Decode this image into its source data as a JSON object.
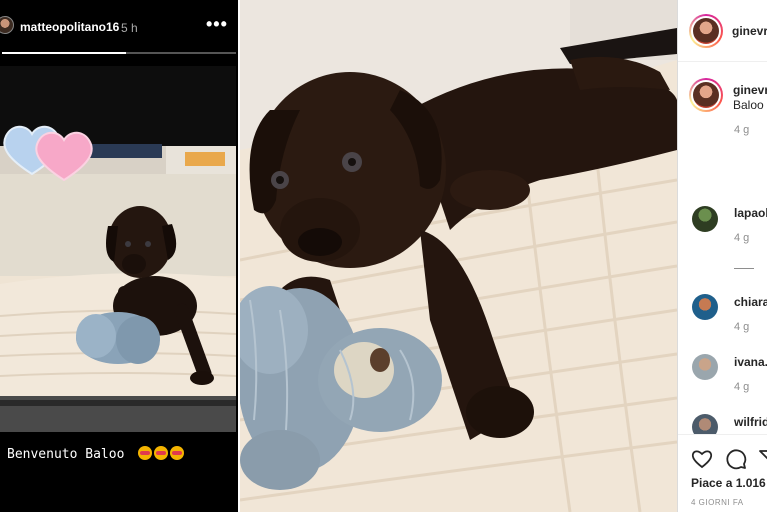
{
  "story": {
    "username": "matteopolitano16",
    "time": "5 h",
    "more_icon": "more-horizontal-icon",
    "progress": 0.53,
    "caption": "Benvenuto Baloo",
    "caption_emojis": [
      "heart-eyes-emoji",
      "heart-eyes-emoji",
      "heart-eyes-emoji"
    ],
    "stickers": [
      "white-heart-sticker",
      "pink-heart-sticker"
    ]
  },
  "post": {
    "header_username": "ginevr",
    "comments": [
      {
        "username": "ginevr",
        "text": "Baloo",
        "meta": "4 g"
      },
      {
        "username": "lapaol",
        "text": "",
        "meta": "4 g"
      },
      {
        "username": "chiara",
        "text": "",
        "meta": "4 g"
      },
      {
        "username": "ivana.",
        "text": "",
        "meta": "4 g"
      },
      {
        "username": "wilfrid",
        "text": "",
        "meta": ""
      }
    ],
    "likes_text": "Piace a 1.016",
    "date_text": "4 GIORNI FA",
    "icons": [
      "heart-icon",
      "comment-icon",
      "share-icon"
    ]
  },
  "colors": {
    "story_bg": "#000000",
    "pink_heart": "#f7a8c8",
    "blue_heart": "#a9c7e8",
    "puppy_brown": "#2e1a12"
  }
}
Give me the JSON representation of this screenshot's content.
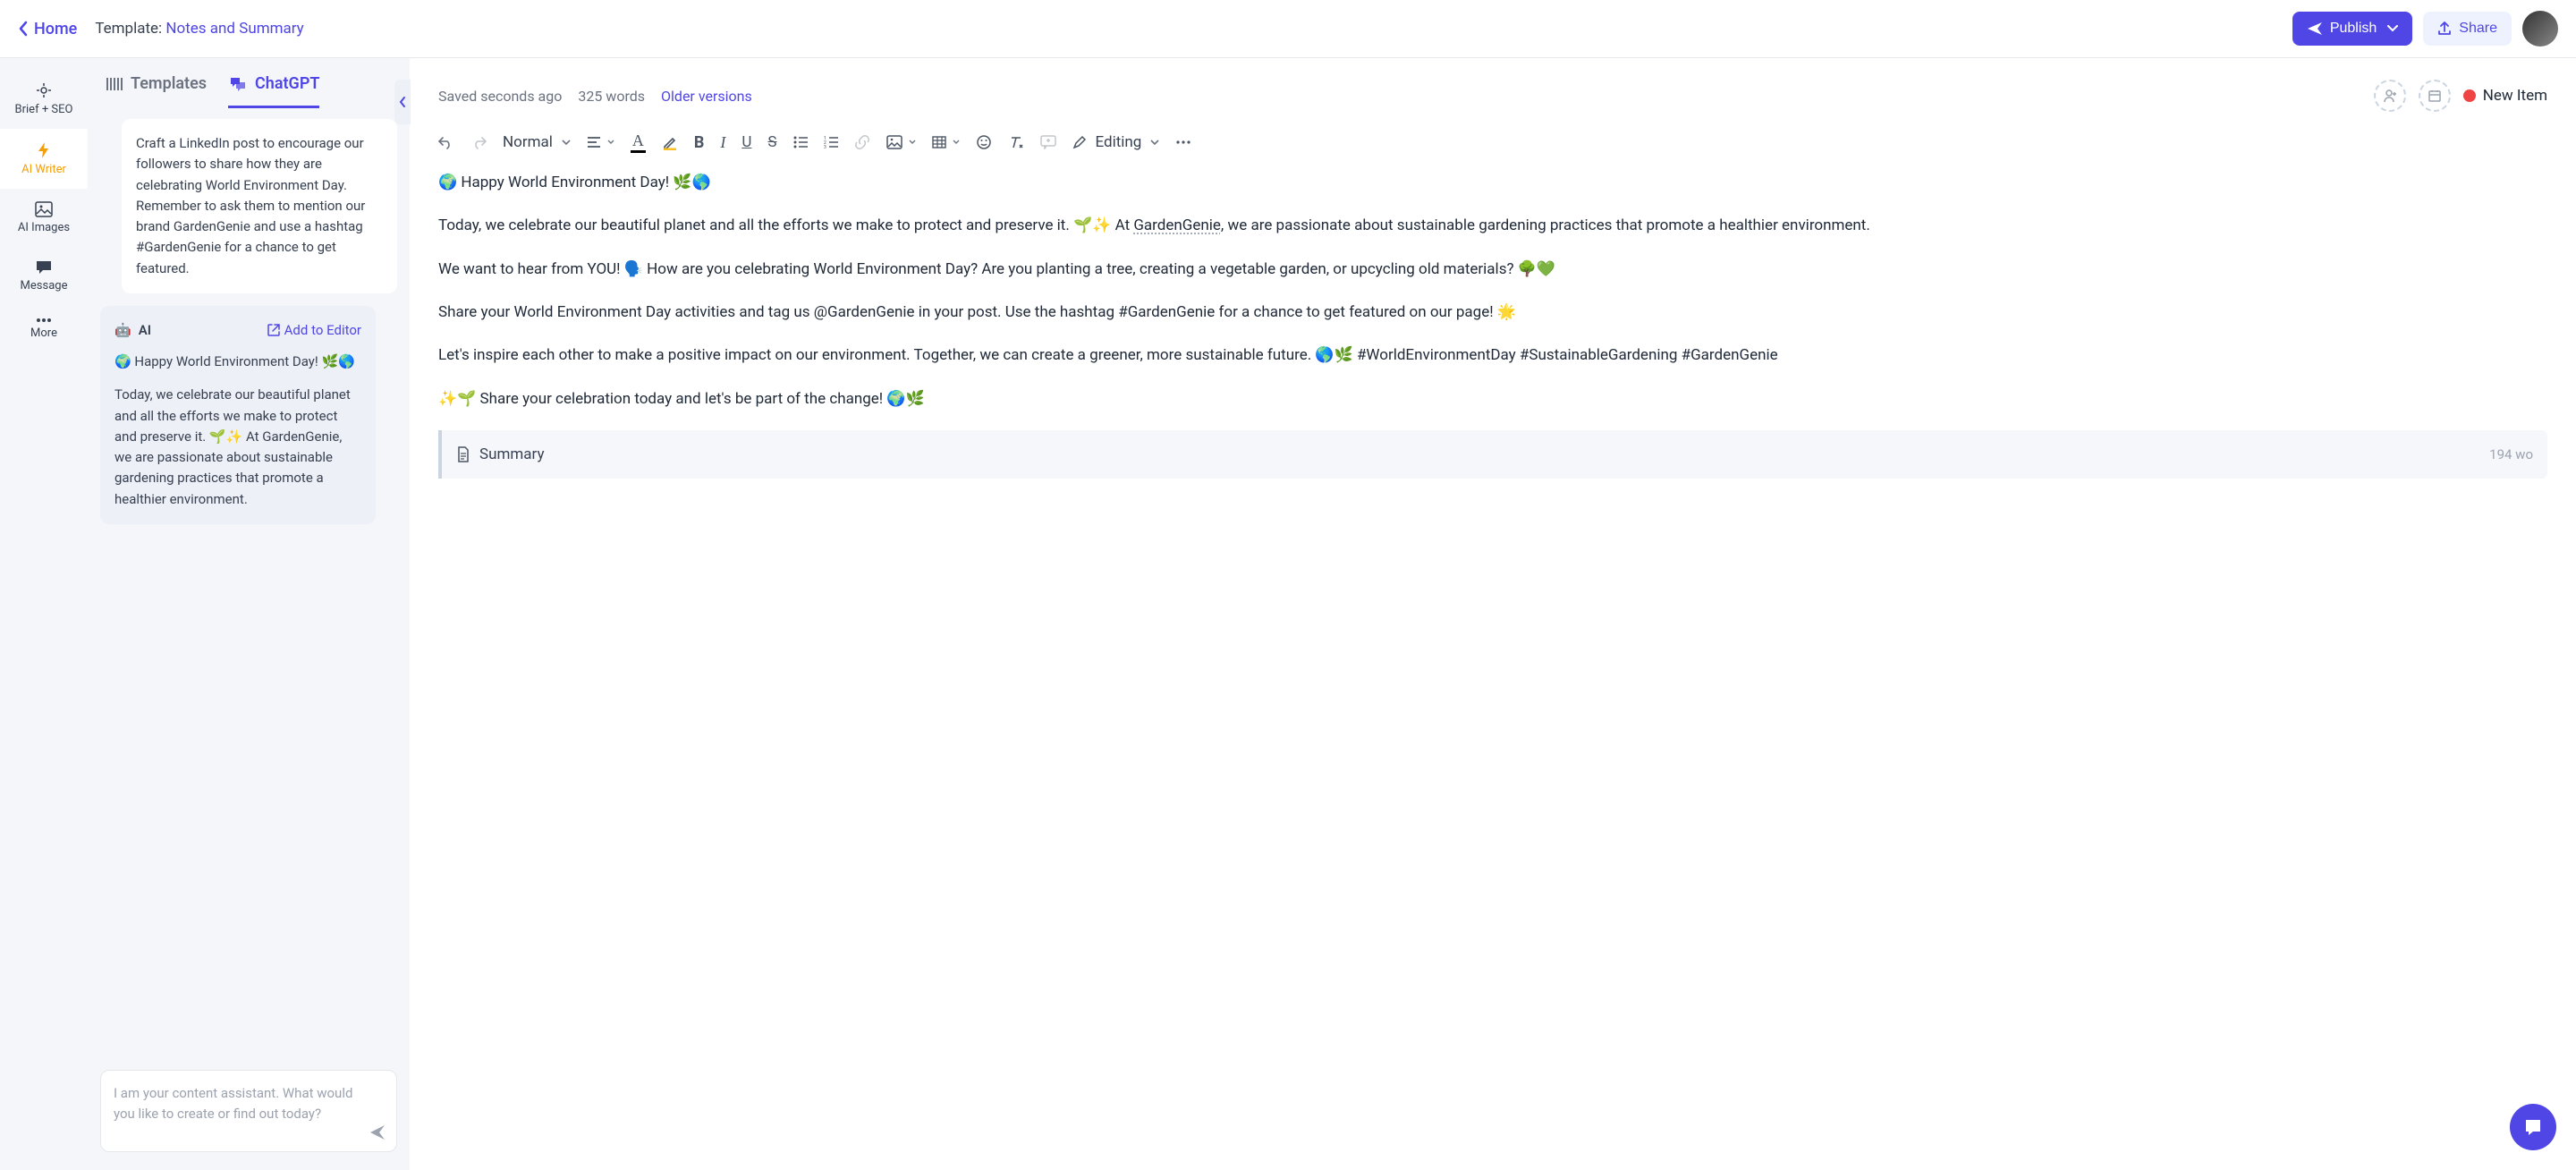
{
  "topbar": {
    "home": "Home",
    "template_prefix": "Template: ",
    "template_name": "Notes and Summary",
    "publish": "Publish",
    "share": "Share"
  },
  "leftnav": {
    "items": [
      {
        "label": "Brief + SEO",
        "icon": "target"
      },
      {
        "label": "AI Writer",
        "icon": "bolt"
      },
      {
        "label": "AI Images",
        "icon": "image"
      },
      {
        "label": "Message",
        "icon": "chat"
      },
      {
        "label": "More",
        "icon": "dots"
      }
    ],
    "active_index": 1
  },
  "side": {
    "tabs": {
      "templates": "Templates",
      "chatgpt": "ChatGPT",
      "active": "chatgpt"
    },
    "user_message": "Craft a LinkedIn post to encourage our followers to share how they are celebrating World Environment Day. Remember to ask them to mention our brand GardenGenie and use a hashtag #GardenGenie for a chance to get featured.",
    "ai_label": "AI",
    "add_to_editor": "Add to Editor",
    "ai_message_p1": "🌍 Happy World Environment Day! 🌿🌎",
    "ai_message_p2": "Today, we celebrate our beautiful planet and all the efforts we make to protect and preserve it. 🌱✨ At GardenGenie, we are passionate about sustainable gardening practices that promote a healthier environment.",
    "input_placeholder": "I am your content assistant. What would you like to create or find out today?"
  },
  "editor_meta": {
    "saved": "Saved seconds ago",
    "words": "325 words",
    "older": "Older versions",
    "new_item": "New Item"
  },
  "toolbar": {
    "style": "Normal",
    "mode": "Editing"
  },
  "document": {
    "p1": "🌍 Happy World Environment Day! 🌿🌎",
    "p2a": "Today, we celebrate our beautiful planet and all the efforts we make to protect and preserve it. 🌱✨ At ",
    "p2b": "GardenGenie",
    "p2c": ", we are passionate about sustainable gardening practices that promote a healthier environment.",
    "p3": "We want to hear from YOU! 🗣️ How are you celebrating World Environment Day? Are you planting a tree, creating a vegetable garden, or upcycling old materials? 🌳💚",
    "p4": "Share your World Environment Day activities and tag us @GardenGenie in your post. Use the hashtag #GardenGenie for a chance to get featured on our page! 🌟",
    "p5": "Let's inspire each other to make a positive impact on our environment. Together, we can create a greener, more sustainable future. 🌎🌿 #WorldEnvironmentDay #SustainableGardening #GardenGenie",
    "p6": "✨🌱 Share your celebration today and let's be part of the change! 🌍🌿"
  },
  "summary": {
    "label": "Summary",
    "wc": "194 wo"
  }
}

--

Task directions: Print the full listing exactly, dropping the pictures.

Full output:
Decode this image into its source data as a JSON object.
{
  "story": {
    "username": "matteopolitano16",
    "time": "5 h",
    "more_icon": "more-horizontal-icon",
    "progress": 0.53,
    "caption": "Benvenuto Baloo",
    "caption_emojis": [
      "heart-eyes-emoji",
      "heart-eyes-emoji",
      "heart-eyes-emoji"
    ],
    "stickers": [
      "white-heart-sticker",
      "pink-heart-sticker"
    ]
  },
  "post": {
    "header_username": "ginevr",
    "comments": [
      {
        "username": "ginevr",
        "text": "Baloo",
        "meta": "4 g"
      },
      {
        "username": "lapaol",
        "text": "",
        "meta": "4 g"
      },
      {
        "username": "chiara",
        "text": "",
        "meta": "4 g"
      },
      {
        "username": "ivana.",
        "text": "",
        "meta": "4 g"
      },
      {
        "username": "wilfrid",
        "text": "",
        "meta": ""
      }
    ],
    "likes_text": "Piace a 1.016",
    "date_text": "4 GIORNI FA",
    "icons": [
      "heart-icon",
      "comment-icon",
      "share-icon"
    ]
  },
  "colors": {
    "story_bg": "#000000",
    "pink_heart": "#f7a8c8",
    "blue_heart": "#a9c7e8",
    "puppy_brown": "#2e1a12"
  }
}
Give me the JSON representation of this screenshot's content.
{
  "topbar": {
    "home": "Home",
    "template_prefix": "Template: ",
    "template_name": "Notes and Summary",
    "publish": "Publish",
    "share": "Share"
  },
  "leftnav": {
    "items": [
      {
        "label": "Brief + SEO",
        "icon": "target"
      },
      {
        "label": "AI Writer",
        "icon": "bolt"
      },
      {
        "label": "AI Images",
        "icon": "image"
      },
      {
        "label": "Message",
        "icon": "chat"
      },
      {
        "label": "More",
        "icon": "dots"
      }
    ],
    "active_index": 1
  },
  "side": {
    "tabs": {
      "templates": "Templates",
      "chatgpt": "ChatGPT",
      "active": "chatgpt"
    },
    "user_message": "Craft a LinkedIn post to encourage our followers to share how they are celebrating World Environment Day. Remember to ask them to mention our brand GardenGenie and use a hashtag #GardenGenie for a chance to get featured.",
    "ai_label": "AI",
    "add_to_editor": "Add to Editor",
    "ai_message_p1": "🌍 Happy World Environment Day! 🌿🌎",
    "ai_message_p2": "Today, we celebrate our beautiful planet and all the efforts we make to protect and preserve it. 🌱✨ At GardenGenie, we are passionate about sustainable gardening practices that promote a healthier environment.",
    "input_placeholder": "I am your content assistant. What would you like to create or find out today?"
  },
  "editor_meta": {
    "saved": "Saved seconds ago",
    "words": "325 words",
    "older": "Older versions",
    "new_item": "New Item"
  },
  "toolbar": {
    "style": "Normal",
    "mode": "Editing"
  },
  "document": {
    "p1": "🌍 Happy World Environment Day! 🌿🌎",
    "p2a": "Today, we celebrate our beautiful planet and all the efforts we make to protect and preserve it. 🌱✨ At ",
    "p2b": "GardenGenie",
    "p2c": ", we are passionate about sustainable gardening practices that promote a healthier environment.",
    "p3": "We want to hear from YOU! 🗣️ How are you celebrating World Environment Day? Are you planting a tree, creating a vegetable garden, or upcycling old materials? 🌳💚",
    "p4": "Share your World Environment Day activities and tag us @GardenGenie in your post. Use the hashtag #GardenGenie for a chance to get featured on our page! 🌟",
    "p5": "Let's inspire each other to make a positive impact on our environment. Together, we can create a greener, more sustainable future. 🌎🌿 #WorldEnvironmentDay #SustainableGardening #GardenGenie",
    "p6": "✨🌱 Share your celebration today and let's be part of the change! 🌍🌿"
  },
  "summary": {
    "label": "Summary",
    "wc": "194 wo"
  }
}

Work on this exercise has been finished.